Problem statement =>
In the Hamlet film review, condense the paragraph beginning "Sir Laurence Olivier's 1948 version of Hamlet" into a short bulleted list that keeps its main facts.

Given text =>
━━━

Year:                               1948

Director:                         Lord Laurence Olivier

Associate Producer:          Reginald Beck

Asst Producer:                  Anthony Bushell

Script:                             Alan Dent. (from Hamlet by William Shakespeare)

Cinematography:              Desmond Dickinson

Editing:                           Helga Cranston

Art Direction:                   Carmen Dillon

Costume Designer:            Roger Furse

Music:                              William Walton

Sir Laurence Olivier's 1948 version of Hamlet sets the standard for film version of the play about the Danish prince. Much as he did with Henry V, Sir Laurence cuts some significant plot points and characters from Shakespeare's play, but it is done to concentrate the focus of the film on the brooding prince. He removes as much as 50% of Shakespeare's script. Major characters, including Fortinbras, Rosencrantz and Guildenstern are excised altogether. Without Fortinbras he can dispense as well with Voltemand and Cornelius. The recitation of the sack of Troy is deleted, as is all of The Murder of Gonzago except the dumb show, that is to say, the hackneyed theatrical tradition denigrated by Hamlet himself but which the Players perform anyway.

Scenes are switched about, major speeches replaced by single lines, other speeches reconstructed as a collage put together from different parts of the play. The result is a sterling masterpiece, a beautifully functioning art , all of whose components, acting, words, blocking, camerawork, scenery and music are brilliantly combined. I for one am convinced that Shakespeare would have approved.

━━━

Material supplied =>
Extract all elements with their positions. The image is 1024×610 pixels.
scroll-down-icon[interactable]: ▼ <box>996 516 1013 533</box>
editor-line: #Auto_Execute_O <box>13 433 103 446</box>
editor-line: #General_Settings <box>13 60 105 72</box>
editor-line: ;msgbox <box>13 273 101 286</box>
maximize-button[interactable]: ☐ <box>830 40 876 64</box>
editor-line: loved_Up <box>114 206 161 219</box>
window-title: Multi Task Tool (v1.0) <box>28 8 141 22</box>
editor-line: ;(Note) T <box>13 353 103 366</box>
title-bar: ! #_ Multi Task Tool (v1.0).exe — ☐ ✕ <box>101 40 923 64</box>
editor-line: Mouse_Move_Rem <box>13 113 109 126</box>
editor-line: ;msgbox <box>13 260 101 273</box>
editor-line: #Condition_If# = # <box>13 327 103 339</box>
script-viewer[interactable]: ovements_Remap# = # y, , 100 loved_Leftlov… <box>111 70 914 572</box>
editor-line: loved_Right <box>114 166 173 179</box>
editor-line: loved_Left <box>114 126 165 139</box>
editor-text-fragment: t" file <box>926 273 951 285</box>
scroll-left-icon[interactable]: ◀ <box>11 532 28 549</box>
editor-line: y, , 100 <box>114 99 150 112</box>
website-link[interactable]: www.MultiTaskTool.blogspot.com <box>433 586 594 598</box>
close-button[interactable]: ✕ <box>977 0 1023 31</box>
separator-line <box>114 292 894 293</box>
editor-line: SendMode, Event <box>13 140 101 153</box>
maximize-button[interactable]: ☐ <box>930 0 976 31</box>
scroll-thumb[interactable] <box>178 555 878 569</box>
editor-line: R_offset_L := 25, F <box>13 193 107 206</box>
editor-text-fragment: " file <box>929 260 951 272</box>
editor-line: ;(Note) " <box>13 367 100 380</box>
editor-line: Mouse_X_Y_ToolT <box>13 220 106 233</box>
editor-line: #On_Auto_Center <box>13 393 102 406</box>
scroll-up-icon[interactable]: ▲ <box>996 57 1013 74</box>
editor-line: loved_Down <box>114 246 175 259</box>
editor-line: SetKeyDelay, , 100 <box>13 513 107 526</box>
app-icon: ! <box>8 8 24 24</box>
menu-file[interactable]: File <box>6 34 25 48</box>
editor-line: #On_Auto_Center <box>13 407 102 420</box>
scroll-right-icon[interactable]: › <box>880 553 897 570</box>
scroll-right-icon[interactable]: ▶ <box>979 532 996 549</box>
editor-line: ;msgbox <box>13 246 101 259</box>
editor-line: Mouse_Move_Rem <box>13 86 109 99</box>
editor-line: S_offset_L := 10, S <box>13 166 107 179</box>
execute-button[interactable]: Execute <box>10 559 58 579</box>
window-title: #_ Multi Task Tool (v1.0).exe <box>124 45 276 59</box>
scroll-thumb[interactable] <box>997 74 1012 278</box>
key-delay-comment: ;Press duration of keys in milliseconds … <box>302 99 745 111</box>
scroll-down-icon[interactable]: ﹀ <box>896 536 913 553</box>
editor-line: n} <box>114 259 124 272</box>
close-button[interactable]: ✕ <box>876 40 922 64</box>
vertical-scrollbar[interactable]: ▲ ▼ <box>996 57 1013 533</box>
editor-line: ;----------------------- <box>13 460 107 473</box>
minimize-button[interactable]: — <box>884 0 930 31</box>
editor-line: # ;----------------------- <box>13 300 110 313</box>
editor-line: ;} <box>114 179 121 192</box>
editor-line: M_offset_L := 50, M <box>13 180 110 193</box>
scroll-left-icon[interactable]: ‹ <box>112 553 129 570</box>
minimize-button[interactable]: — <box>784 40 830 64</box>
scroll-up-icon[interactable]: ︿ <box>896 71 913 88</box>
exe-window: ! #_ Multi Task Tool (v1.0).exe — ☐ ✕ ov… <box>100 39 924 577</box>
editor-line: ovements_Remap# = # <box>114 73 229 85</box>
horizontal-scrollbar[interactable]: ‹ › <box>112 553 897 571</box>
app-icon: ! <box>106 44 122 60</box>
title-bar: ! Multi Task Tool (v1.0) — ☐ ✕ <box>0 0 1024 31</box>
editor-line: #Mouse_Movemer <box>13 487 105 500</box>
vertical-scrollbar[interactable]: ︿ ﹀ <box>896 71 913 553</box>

━━━

Exercise solution =>
- Olivier's 1948 Hamlet sets the standard for film versions of the play.
- As with Henry V, he cuts significant plot points and characters to keep the focus on the brooding prince.
- He removes as much as 50% of Shakespeare's script.
- Fortinbras, Rosencrantz and Guildenstern are cut entirely, and without Fortinbras, Voltemand and Cornelius go too.
- The recitation of the sack of Troy is deleted, and only the dumb show remains of The Murder of Gonzago.